#### Stated problem:
Extract all of the entries and give them again, word for word.
** START OF Given data **
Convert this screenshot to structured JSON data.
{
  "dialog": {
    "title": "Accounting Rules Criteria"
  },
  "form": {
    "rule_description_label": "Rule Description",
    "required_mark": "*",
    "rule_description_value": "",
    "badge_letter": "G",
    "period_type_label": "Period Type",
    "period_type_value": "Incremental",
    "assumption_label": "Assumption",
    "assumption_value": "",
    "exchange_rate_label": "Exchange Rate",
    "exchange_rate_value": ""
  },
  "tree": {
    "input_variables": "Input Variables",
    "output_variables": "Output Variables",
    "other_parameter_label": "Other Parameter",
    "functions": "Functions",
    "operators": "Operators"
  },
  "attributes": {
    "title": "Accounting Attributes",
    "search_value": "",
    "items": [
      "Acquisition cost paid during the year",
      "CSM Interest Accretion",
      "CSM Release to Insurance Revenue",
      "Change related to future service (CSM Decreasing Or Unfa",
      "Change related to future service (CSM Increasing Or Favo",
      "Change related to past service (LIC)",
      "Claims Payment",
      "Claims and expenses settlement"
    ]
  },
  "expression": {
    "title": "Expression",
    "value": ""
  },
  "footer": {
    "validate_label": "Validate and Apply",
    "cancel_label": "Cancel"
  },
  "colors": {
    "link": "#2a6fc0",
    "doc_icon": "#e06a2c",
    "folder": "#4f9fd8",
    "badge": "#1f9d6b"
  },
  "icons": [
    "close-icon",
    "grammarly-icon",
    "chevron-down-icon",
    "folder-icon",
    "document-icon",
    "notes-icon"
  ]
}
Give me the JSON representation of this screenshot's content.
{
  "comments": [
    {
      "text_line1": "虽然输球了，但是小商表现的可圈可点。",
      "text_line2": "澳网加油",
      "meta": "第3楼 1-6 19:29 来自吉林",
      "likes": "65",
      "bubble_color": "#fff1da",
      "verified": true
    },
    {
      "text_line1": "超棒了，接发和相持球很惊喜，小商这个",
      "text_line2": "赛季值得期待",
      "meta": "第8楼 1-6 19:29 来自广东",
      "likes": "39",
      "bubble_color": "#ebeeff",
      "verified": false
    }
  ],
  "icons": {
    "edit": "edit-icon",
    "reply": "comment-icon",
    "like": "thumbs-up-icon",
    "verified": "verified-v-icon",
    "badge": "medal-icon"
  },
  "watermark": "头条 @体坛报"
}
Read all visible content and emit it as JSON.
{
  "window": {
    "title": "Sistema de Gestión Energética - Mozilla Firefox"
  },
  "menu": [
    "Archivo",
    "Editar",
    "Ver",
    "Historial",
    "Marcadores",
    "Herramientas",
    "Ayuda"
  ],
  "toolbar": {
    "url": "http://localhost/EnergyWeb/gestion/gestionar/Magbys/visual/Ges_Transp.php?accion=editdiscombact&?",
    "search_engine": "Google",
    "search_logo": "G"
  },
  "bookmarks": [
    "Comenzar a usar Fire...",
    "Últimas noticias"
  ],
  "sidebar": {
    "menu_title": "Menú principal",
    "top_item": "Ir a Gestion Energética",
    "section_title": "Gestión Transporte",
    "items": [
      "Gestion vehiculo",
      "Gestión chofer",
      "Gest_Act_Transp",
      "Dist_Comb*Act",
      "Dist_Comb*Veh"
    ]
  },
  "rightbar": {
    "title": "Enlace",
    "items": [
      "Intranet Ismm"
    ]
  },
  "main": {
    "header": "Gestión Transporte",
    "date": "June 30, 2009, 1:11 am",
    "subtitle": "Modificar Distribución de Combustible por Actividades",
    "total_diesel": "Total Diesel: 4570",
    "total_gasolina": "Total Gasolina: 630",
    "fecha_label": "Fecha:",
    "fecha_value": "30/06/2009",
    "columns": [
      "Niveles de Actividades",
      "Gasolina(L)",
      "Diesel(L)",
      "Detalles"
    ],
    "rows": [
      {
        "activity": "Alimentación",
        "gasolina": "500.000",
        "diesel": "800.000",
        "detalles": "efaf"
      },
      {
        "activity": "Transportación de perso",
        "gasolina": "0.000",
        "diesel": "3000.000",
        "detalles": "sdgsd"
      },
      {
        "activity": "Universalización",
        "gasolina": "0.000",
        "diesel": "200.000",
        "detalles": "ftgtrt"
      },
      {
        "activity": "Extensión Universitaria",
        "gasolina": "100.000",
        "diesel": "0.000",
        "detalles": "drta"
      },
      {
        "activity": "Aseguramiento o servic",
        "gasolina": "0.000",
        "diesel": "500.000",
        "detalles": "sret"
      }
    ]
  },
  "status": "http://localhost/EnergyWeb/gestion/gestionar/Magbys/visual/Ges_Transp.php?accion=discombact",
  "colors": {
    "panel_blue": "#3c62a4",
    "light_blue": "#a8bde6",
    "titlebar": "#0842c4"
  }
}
** END OF Given data **
#### Completed exercise:
Convert this screenshot to structured JSON data.
{
  "dialog": {
    "title": "Accounting Rules Criteria"
  },
  "form": {
    "rule_description_label": "Rule Description",
    "required_mark": "*",
    "rule_description_value": "",
    "badge_letter": "G",
    "period_type_label": "Period Type",
    "period_type_value": "Incremental",
    "assumption_label": "Assumption",
    "assumption_value": "",
    "exchange_rate_label": "Exchange Rate",
    "exchange_rate_value": ""
  },
  "tree": {
    "input_variables": "Input Variables",
    "output_variables": "Output Variables",
    "other_parameter_label": "Other Parameter",
    "functions": "Functions",
    "operators": "Operators"
  },
  "attributes": {
    "title": "Accounting Attributes",
    "search_value": "",
    "items": [
      "Acquisition cost paid during the year",
      "CSM Interest Accretion",
      "CSM Release to Insurance Revenue",
      "Change related to future service (CSM Decreasing Or Unfa",
      "Change related to future service (CSM Increasing Or Favo",
      "Change related to past service (LIC)",
      "Claims Payment",
      "Claims and expenses settlement"
    ]
  },
  "expression": {
    "title": "Expression",
    "value": ""
  },
  "footer": {
    "validate_label": "Validate and Apply",
    "cancel_label": "Cancel"
  },
  "colors": {
    "link": "#2a6fc0",
    "doc_icon": "#e06a2c",
    "folder": "#4f9fd8",
    "badge": "#1f9d6b"
  },
  "icons": [
    "close-icon",
    "grammarly-icon",
    "chevron-down-icon",
    "folder-icon",
    "document-icon",
    "notes-icon"
  ]
}
Give me the JSON representation of this screenshot's content.
{
  "comments": [
    {
      "text_line1": "虽然输球了，但是小商表现的可圈可点。",
      "text_line2": "澳网加油",
      "meta": "第3楼 1-6 19:29 来自吉林",
      "likes": "65",
      "bubble_color": "#fff1da",
      "verified": true
    },
    {
      "text_line1": "超棒了，接发和相持球很惊喜，小商这个",
      "text_line2": "赛季值得期待",
      "meta": "第8楼 1-6 19:29 来自广东",
      "likes": "39",
      "bubble_color": "#ebeeff",
      "verified": false
    }
  ],
  "icons": {
    "edit": "edit-icon",
    "reply": "comment-icon",
    "like": "thumbs-up-icon",
    "verified": "verified-v-icon",
    "badge": "medal-icon"
  },
  "watermark": "头条 @体坛报"
}
Read all visible content and emit it as JSON.
{
  "window": {
    "title": "Sistema de Gestión Energética - Mozilla Firefox"
  },
  "menu": [
    "Archivo",
    "Editar",
    "Ver",
    "Historial",
    "Marcadores",
    "Herramientas",
    "Ayuda"
  ],
  "toolbar": {
    "url": "http://localhost/EnergyWeb/gestion/gestionar/Magbys/visual/Ges_Transp.php?accion=editdiscombact&?",
    "search_engine": "Google",
    "search_logo": "G"
  },
  "bookmarks": [
    "Comenzar a usar Fire...",
    "Últimas noticias"
  ],
  "sidebar": {
    "menu_title": "Menú principal",
    "top_item": "Ir a Gestion Energética",
    "section_title": "Gestión Transporte",
    "items": [
      "Gestion vehiculo",
      "Gestión chofer",
      "Gest_Act_Transp",
      "Dist_Comb*Act",
      "Dist_Comb*Veh"
    ]
  },
  "rightbar": {
    "title": "Enlace",
    "items": [
      "Intranet Ismm"
    ]
  },
  "main": {
    "header": "Gestión Transporte",
    "date": "June 30, 2009, 1:11 am",
    "subtitle": "Modificar Distribución de Combustible por Actividades",
    "total_diesel": "Total Diesel: 4570",
    "total_gasolina": "Total Gasolina: 630",
    "fecha_label": "Fecha:",
    "fecha_value": "30/06/2009",
    "columns": [
      "Niveles de Actividades",
      "Gasolina(L)",
      "Diesel(L)",
      "Detalles"
    ],
    "rows": [
      {
        "activity": "Alimentación",
        "gasolina": "500.000",
        "diesel": "800.000",
        "detalles": "efaf"
      },
      {
        "activity": "Transportación de perso",
        "gasolina": "0.000",
        "diesel": "3000.000",
        "detalles": "sdgsd"
      },
      {
        "activity": "Universalización",
        "gasolina": "0.000",
        "diesel": "200.000",
        "detalles": "ftgtrt"
      },
      {
        "activity": "Extensión Universitaria",
        "gasolina": "100.000",
        "diesel": "0.000",
        "detalles": "drta"
      },
      {
        "activity": "Aseguramiento o servic",
        "gasolina": "0.000",
        "diesel": "500.000",
        "detalles": "sret"
      }
    ]
  },
  "status": "http://localhost/EnergyWeb/gestion/gestionar/Magbys/visual/Ges_Transp.php?accion=discombact",
  "colors": {
    "panel_blue": "#3c62a4",
    "light_blue": "#a8bde6",
    "titlebar": "#0842c4"
  }
}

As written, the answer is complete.